• Dataset rows
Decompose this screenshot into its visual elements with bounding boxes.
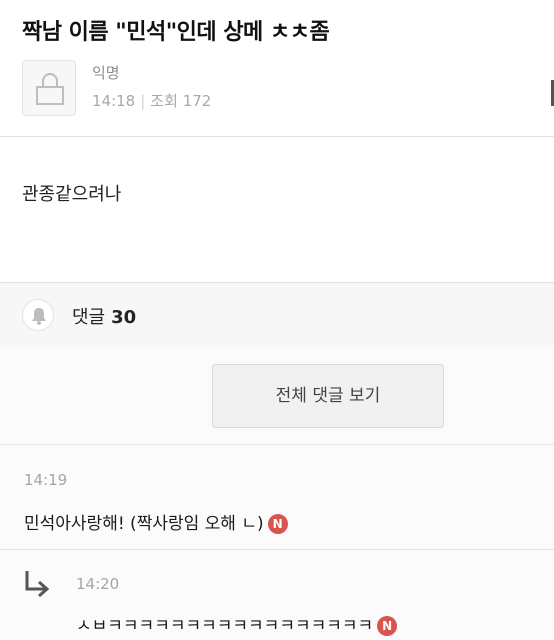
post-body: 관종같으려나 bbox=[22, 184, 122, 205]
views-count: 172 bbox=[182, 92, 212, 110]
comment-body: 민석아사랑해! (짝사랑임 오해 ㄴ) bbox=[24, 514, 264, 534]
comments-count-label: 댓글 30 bbox=[72, 303, 136, 329]
divider bbox=[0, 549, 554, 550]
comment-text: 민석아사랑해! (짝사랑임 오해 ㄴ) N bbox=[24, 509, 288, 534]
comment-text: ㅅㅂㅋㅋㅋㅋㅋㅋㅋㅋㅋㅋㅋㅋㅋㅋㅋㅋㅋ N bbox=[76, 611, 398, 636]
comments-count: 30 bbox=[111, 307, 137, 328]
comments-header: 댓글 30 bbox=[0, 282, 554, 348]
avatar bbox=[22, 60, 76, 116]
divider bbox=[0, 444, 554, 445]
post-meta: 14:18 | 조회 172 bbox=[92, 90, 211, 111]
post-title: 짝남 이름 "민석"인데 상메 ㅊㅊ좀 bbox=[22, 20, 330, 45]
post-time: 14:18 bbox=[92, 92, 136, 110]
new-badge: N bbox=[377, 616, 398, 636]
meta-separator: | bbox=[140, 92, 146, 110]
reply-arrow-icon bbox=[22, 567, 52, 605]
new-badge: N bbox=[267, 514, 288, 534]
comment-time: 14:19 bbox=[24, 471, 68, 489]
view-all-comments-button[interactable]: 전체 댓글 보기 bbox=[212, 364, 444, 428]
comment-time: 14:20 bbox=[76, 575, 120, 593]
comment-body: ㅅㅂㅋㅋㅋㅋㅋㅋㅋㅋㅋㅋㅋㅋㅋㅋㅋㅋㅋ bbox=[76, 616, 374, 636]
divider bbox=[0, 136, 554, 137]
comments-area: 전체 댓글 보기 14:19 민석아사랑해! (짝사랑임 오해 ㄴ) N 14:2… bbox=[0, 347, 554, 640]
notification-bell-button[interactable] bbox=[22, 299, 54, 331]
comments-label: 댓글 bbox=[72, 307, 106, 328]
views-label: 조회 bbox=[150, 92, 178, 110]
author-name: 익명 bbox=[92, 64, 120, 82]
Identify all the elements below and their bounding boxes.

• Problem requirements
Return every line of the entries above that contains the string "elements", matching case exactly.

• Task solution
Decompose this screenshot into its visual elements with bounding boxes.
Identify all the elements below and their bounding boxes.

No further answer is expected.